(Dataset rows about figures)
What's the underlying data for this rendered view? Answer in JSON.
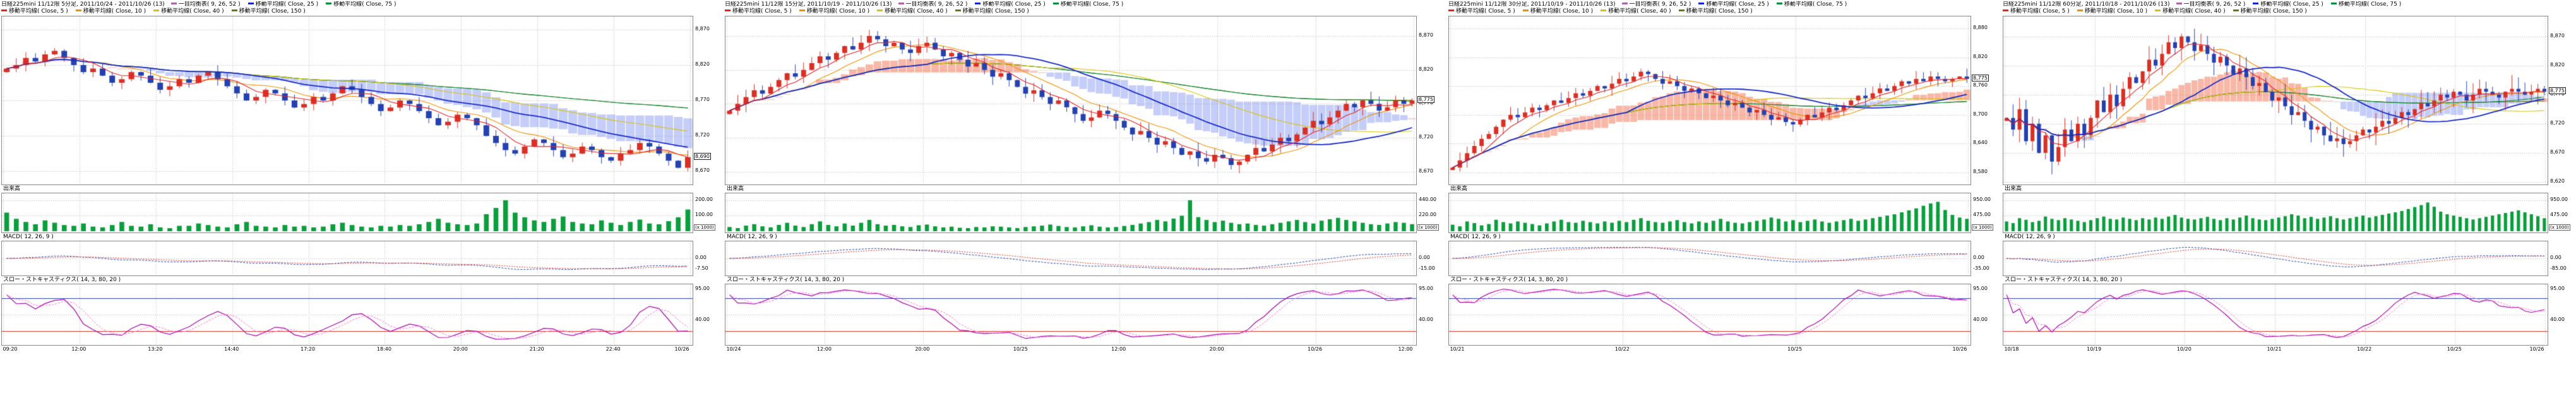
{
  "colors": {
    "up": "#d93025",
    "down": "#2441b0",
    "volume": "#0a9e3c",
    "cloud_bull": "rgba(242,112,80,0.50)",
    "cloud_bear": "rgba(110,130,240,0.40)",
    "ma5": "#e32222",
    "ma10": "#f09000",
    "ma25": "#1428c8",
    "ma40": "#d8c400",
    "ma75": "#0a8c3c",
    "ma150": "#6a7a00",
    "macd": "#2441b0",
    "macd_signal": "#d93025",
    "stoch_k": "#a800a8",
    "stoch_d": "#ff6ad5",
    "stoch_high": "#2441b0",
    "stoch_low": "#d93025",
    "grid": "#b8b8b8",
    "border": "#8a8a8a",
    "text": "#000000"
  },
  "panels": [
    {
      "title": "日経225mini 11/12限 5分足, 2011/10/24 - 2011/10/26 (13)",
      "legend_row1": [
        {
          "label": "一目均衡表( 9, 26, 52 )",
          "color": "#b060b0"
        },
        {
          "label": "移動平均線( Close, 25 )",
          "color": "#1428c8"
        },
        {
          "label": "移動平均線( Close, 75 )",
          "color": "#0a8c3c"
        }
      ],
      "legend_row2": [
        {
          "label": "移動平均線( Close, 5 )",
          "color": "#e32222"
        },
        {
          "label": "移動平均線( Close, 10 )",
          "color": "#f09000"
        },
        {
          "label": "移動平均線( Close, 40 )",
          "color": "#d8c400"
        },
        {
          "label": "移動平均線( Close, 150 )",
          "color": "#6a7a00"
        }
      ],
      "volume_label": "出来高",
      "macd_label": "MACD( 12, 26, 9 )",
      "stoch_label": "スロー・ストキャスティクス( 14, 3, 80, 20 )"
    },
    {
      "title": "日経225mini 11/12限 15分足, 2011/10/19 - 2011/10/26 (13)",
      "legend_row1": [
        {
          "label": "一目均衡表( 9, 26, 52 )",
          "color": "#b060b0"
        },
        {
          "label": "移動平均線( Close, 25 )",
          "color": "#1428c8"
        },
        {
          "label": "移動平均線( Close, 75 )",
          "color": "#0a8c3c"
        }
      ],
      "legend_row2": [
        {
          "label": "移動平均線( Close, 5 )",
          "color": "#e32222"
        },
        {
          "label": "移動平均線( Close, 10 )",
          "color": "#f09000"
        },
        {
          "label": "移動平均線( Close, 40 )",
          "color": "#d8c400"
        },
        {
          "label": "移動平均線( Close, 150 )",
          "color": "#6a7a00"
        }
      ],
      "volume_label": "出来高",
      "macd_label": "MACD( 12, 26, 9 )",
      "stoch_label": "スロー・ストキャスティクス( 14, 3, 80, 20 )"
    },
    {
      "title": "日経225mini 11/12限 30分足, 2011/10/19 - 2011/10/26 (13)",
      "legend_row1": [
        {
          "label": "一目均衡表( 9, 26, 52 )",
          "color": "#b060b0"
        },
        {
          "label": "移動平均線( Close, 25 )",
          "color": "#1428c8"
        },
        {
          "label": "移動平均線( Close, 75 )",
          "color": "#0a8c3c"
        }
      ],
      "legend_row2": [
        {
          "label": "移動平均線( Close, 5 )",
          "color": "#e32222"
        },
        {
          "label": "移動平均線( Close, 10 )",
          "color": "#f09000"
        },
        {
          "label": "移動平均線( Close, 40 )",
          "color": "#d8c400"
        },
        {
          "label": "移動平均線( Close, 150 )",
          "color": "#6a7a00"
        }
      ],
      "volume_label": "出来高",
      "macd_label": "MACD( 12, 26, 9 )",
      "stoch_label": "スロー・ストキャスティクス( 14, 3, 80, 20 )"
    },
    {
      "title": "日経225mini 11/12限 60分足, 2011/10/18 - 2011/10/26 (13)",
      "legend_row1": [
        {
          "label": "一目均衡表( 9, 26, 52 )",
          "color": "#b060b0"
        },
        {
          "label": "移動平均線( Close, 25 )",
          "color": "#1428c8"
        },
        {
          "label": "移動平均線( Close, 75 )",
          "color": "#0a8c3c"
        }
      ],
      "legend_row2": [
        {
          "label": "移動平均線( Close, 5 )",
          "color": "#e32222"
        },
        {
          "label": "移動平均線( Close, 10 )",
          "color": "#f09000"
        },
        {
          "label": "移動平均線( Close, 40 )",
          "color": "#d8c400"
        },
        {
          "label": "移動平均線( Close, 150 )",
          "color": "#6a7a00"
        }
      ],
      "volume_label": "出来高",
      "macd_label": "MACD( 12, 26, 9 )",
      "stoch_label": "スロー・ストキャスティクス( 14, 3, 80, 20 )"
    }
  ],
  "chart_data": [
    {
      "type": "candlestick",
      "timeframe": "5分足",
      "period": "2011/10/24 - 2011/10/26",
      "ylim": [
        8655,
        8885
      ],
      "yticks": [
        8870,
        8820,
        8770,
        8720,
        8670
      ],
      "yticks_labels": [
        "8,870",
        "8,820",
        "8,770",
        "8,720",
        "8,670"
      ],
      "last_price_label": "8,690",
      "closes": [
        8815,
        8820,
        8830,
        8825,
        8835,
        8840,
        8830,
        8820,
        8810,
        8815,
        8805,
        8795,
        8800,
        8810,
        8805,
        8795,
        8785,
        8790,
        8800,
        8795,
        8805,
        8810,
        8800,
        8790,
        8780,
        8770,
        8775,
        8785,
        8780,
        8770,
        8760,
        8765,
        8775,
        8770,
        8780,
        8790,
        8785,
        8775,
        8765,
        8755,
        8760,
        8770,
        8765,
        8755,
        8745,
        8735,
        8740,
        8750,
        8745,
        8735,
        8720,
        8710,
        8700,
        8695,
        8705,
        8715,
        8710,
        8700,
        8690,
        8695,
        8705,
        8700,
        8690,
        8685,
        8695,
        8700,
        8710,
        8705,
        8695,
        8685,
        8675,
        8690
      ],
      "volumes": [
        120,
        80,
        60,
        45,
        70,
        55,
        40,
        35,
        50,
        30,
        25,
        40,
        60,
        35,
        30,
        45,
        25,
        20,
        35,
        35,
        50,
        40,
        30,
        25,
        45,
        60,
        35,
        30,
        25,
        40,
        30,
        35,
        25,
        30,
        45,
        55,
        40,
        30,
        25,
        35,
        30,
        40,
        35,
        45,
        60,
        80,
        55,
        45,
        40,
        50,
        110,
        150,
        200,
        120,
        90,
        70,
        60,
        80,
        95,
        60,
        50,
        45,
        70,
        55,
        40,
        60,
        75,
        50,
        45,
        65,
        90,
        140
      ],
      "volume_ticks": {
        "values": [
          200,
          100
        ],
        "labels": [
          "200.00",
          "100.00"
        ],
        "unit": "(x 1000)"
      },
      "macd_ticks": [
        "0.00",
        "-7.50"
      ],
      "stoch_ticks": {
        "values": [
          95,
          40
        ],
        "labels": [
          "95.00",
          "40.00"
        ]
      },
      "time_labels": [
        "09:20",
        "12:00",
        "13:20",
        "14:40",
        "17:20",
        "18:40",
        "20:00",
        "21:20",
        "22:40",
        "10/26"
      ]
    },
    {
      "type": "candlestick",
      "timeframe": "15分足",
      "period": "2011/10/19 - 2011/10/26",
      "ylim": [
        8655,
        8895
      ],
      "yticks": [
        8870,
        8820,
        8770,
        8720,
        8670
      ],
      "yticks_labels": [
        "8,870",
        "8,820",
        "8,770",
        "8,720",
        "8,670"
      ],
      "last_price_label": "8,775",
      "closes": [
        8760,
        8770,
        8780,
        8790,
        8785,
        8795,
        8805,
        8815,
        8810,
        8820,
        8830,
        8840,
        8835,
        8845,
        8855,
        8850,
        8860,
        8870,
        8865,
        8855,
        8860,
        8850,
        8845,
        8855,
        8860,
        8850,
        8840,
        8845,
        8835,
        8825,
        8830,
        8820,
        8810,
        8815,
        8805,
        8795,
        8785,
        8790,
        8780,
        8770,
        8775,
        8765,
        8755,
        8745,
        8750,
        8760,
        8755,
        8745,
        8735,
        8725,
        8730,
        8720,
        8710,
        8715,
        8705,
        8695,
        8700,
        8690,
        8685,
        8695,
        8690,
        8680,
        8685,
        8695,
        8705,
        8700,
        8710,
        8720,
        8715,
        8725,
        8735,
        8745,
        8740,
        8750,
        8760,
        8770,
        8765,
        8775,
        8770,
        8760,
        8765,
        8775,
        8770,
        8775
      ],
      "volumes": [
        60,
        45,
        80,
        100,
        70,
        55,
        90,
        120,
        80,
        60,
        100,
        140,
        90,
        70,
        110,
        80,
        120,
        160,
        100,
        80,
        90,
        70,
        60,
        85,
        95,
        70,
        55,
        65,
        50,
        45,
        60,
        55,
        70,
        65,
        55,
        45,
        60,
        70,
        80,
        95,
        75,
        60,
        55,
        70,
        85,
        65,
        55,
        60,
        75,
        90,
        110,
        130,
        160,
        140,
        180,
        220,
        440,
        200,
        160,
        130,
        150,
        120,
        100,
        110,
        90,
        80,
        100,
        120,
        140,
        160,
        130,
        110,
        150,
        170,
        190,
        160,
        140,
        120,
        100,
        90,
        110,
        130,
        120,
        100
      ],
      "volume_ticks": {
        "values": [
          440,
          220
        ],
        "labels": [
          "440.00",
          "220.00"
        ],
        "unit": "(x 1000)"
      },
      "macd_ticks": [
        "0.00",
        "-15.00"
      ],
      "stoch_ticks": {
        "values": [
          95,
          40
        ],
        "labels": [
          "95.00",
          "40.00"
        ]
      },
      "time_labels": [
        "10/24",
        "12:00",
        "20:00",
        "10/25",
        "12:00",
        "20:00",
        "10/26",
        "12:00"
      ]
    },
    {
      "type": "candlestick",
      "timeframe": "30分足",
      "period": "2011/10/19 - 2011/10/26",
      "ylim": [
        8560,
        8900
      ],
      "yticks": [
        8880,
        8820,
        8760,
        8700,
        8640,
        8580
      ],
      "yticks_labels": [
        "8,880",
        "8,820",
        "8,760",
        "8,700",
        "8,640",
        "8,580"
      ],
      "last_price_label": "8,775",
      "closes": [
        8590,
        8605,
        8620,
        8635,
        8650,
        8660,
        8675,
        8690,
        8700,
        8695,
        8705,
        8715,
        8710,
        8720,
        8730,
        8725,
        8735,
        8745,
        8740,
        8750,
        8760,
        8755,
        8765,
        8775,
        8770,
        8780,
        8790,
        8785,
        8775,
        8765,
        8770,
        8760,
        8750,
        8755,
        8745,
        8735,
        8740,
        8730,
        8720,
        8725,
        8715,
        8705,
        8710,
        8700,
        8690,
        8695,
        8685,
        8680,
        8690,
        8700,
        8695,
        8705,
        8715,
        8710,
        8720,
        8730,
        8740,
        8735,
        8745,
        8755,
        8750,
        8760,
        8770,
        8765,
        8775,
        8770,
        8780,
        8775,
        8770,
        8775,
        8780,
        8775
      ],
      "volumes": [
        200,
        150,
        300,
        250,
        180,
        220,
        350,
        280,
        240,
        300,
        260,
        220,
        180,
        240,
        300,
        350,
        280,
        260,
        320,
        280,
        240,
        300,
        260,
        320,
        280,
        350,
        400,
        320,
        280,
        260,
        300,
        340,
        280,
        240,
        300,
        260,
        320,
        380,
        300,
        260,
        240,
        280,
        320,
        360,
        420,
        380,
        300,
        340,
        280,
        320,
        360,
        300,
        260,
        300,
        340,
        380,
        320,
        360,
        400,
        440,
        480,
        520,
        580,
        640,
        700,
        780,
        850,
        900,
        650,
        500,
        420,
        380
      ],
      "volume_ticks": {
        "values": [
          950,
          475
        ],
        "labels": [
          "950.00",
          "475.00"
        ],
        "unit": "(x 1000)"
      },
      "macd_ticks": [
        "0.00",
        "-35.00"
      ],
      "stoch_ticks": {
        "values": [
          95,
          40
        ],
        "labels": [
          "95.00",
          "40.00"
        ]
      },
      "time_labels": [
        "10/21",
        "10/22",
        "10/25",
        "10/26"
      ]
    },
    {
      "type": "candlestick",
      "timeframe": "60分足",
      "period": "2011/10/18 - 2011/10/26",
      "ylim": [
        8620,
        8900
      ],
      "yticks": [
        8870,
        8820,
        8770,
        8720,
        8670,
        8620
      ],
      "yticks_labels": [
        "8,870",
        "8,820",
        "8,770",
        "8,720",
        "8,670",
        "8,620"
      ],
      "last_price_label": "8,775",
      "closes": [
        8730,
        8710,
        8745,
        8690,
        8720,
        8670,
        8700,
        8655,
        8680,
        8710,
        8690,
        8720,
        8700,
        8730,
        8760,
        8740,
        8770,
        8750,
        8780,
        8800,
        8790,
        8810,
        8830,
        8820,
        8840,
        8860,
        8850,
        8870,
        8860,
        8845,
        8855,
        8840,
        8825,
        8835,
        8820,
        8805,
        8815,
        8800,
        8785,
        8790,
        8775,
        8760,
        8765,
        8750,
        8735,
        8740,
        8725,
        8710,
        8715,
        8700,
        8690,
        8695,
        8685,
        8690,
        8700,
        8710,
        8705,
        8715,
        8725,
        8720,
        8730,
        8740,
        8735,
        8745,
        8755,
        8750,
        8760,
        8770,
        8765,
        8775,
        8770,
        8760,
        8770,
        8780,
        8775,
        8770,
        8765,
        8775,
        8780,
        8775,
        8770,
        8775,
        8780,
        8775
      ],
      "volumes": [
        300,
        250,
        400,
        350,
        280,
        320,
        450,
        380,
        340,
        400,
        360,
        320,
        280,
        340,
        400,
        450,
        380,
        360,
        420,
        380,
        340,
        400,
        360,
        420,
        380,
        450,
        500,
        420,
        380,
        360,
        400,
        440,
        380,
        340,
        400,
        360,
        420,
        480,
        400,
        360,
        340,
        380,
        420,
        460,
        520,
        480,
        400,
        440,
        380,
        420,
        460,
        400,
        360,
        400,
        440,
        480,
        420,
        460,
        500,
        540,
        580,
        620,
        680,
        740,
        800,
        880,
        750,
        600,
        520,
        480,
        440,
        400,
        360,
        400,
        440,
        480,
        520,
        560,
        600,
        640,
        580,
        520,
        460,
        400
      ],
      "volume_ticks": {
        "values": [
          950,
          475
        ],
        "labels": [
          "950.00",
          "475.00"
        ],
        "unit": "(x 1000)"
      },
      "macd_ticks": [
        "0.00",
        "-85.00"
      ],
      "stoch_ticks": {
        "values": [
          95,
          40
        ],
        "labels": [
          "95.00",
          "40.00"
        ]
      },
      "time_labels": [
        "10/18",
        "10/19",
        "10/20",
        "10/21",
        "10/22",
        "10/25",
        "10/26"
      ]
    }
  ]
}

§ Set task
Take every line from the data that contains the word "period".

§ Result for this exercise
      "period": "2011/10/24 - 2011/10/26",
      "period": "2011/10/19 - 2011/10/26",
      "period": "2011/10/19 - 2011/10/26",
      "period": "2011/10/18 - 2011/10/26",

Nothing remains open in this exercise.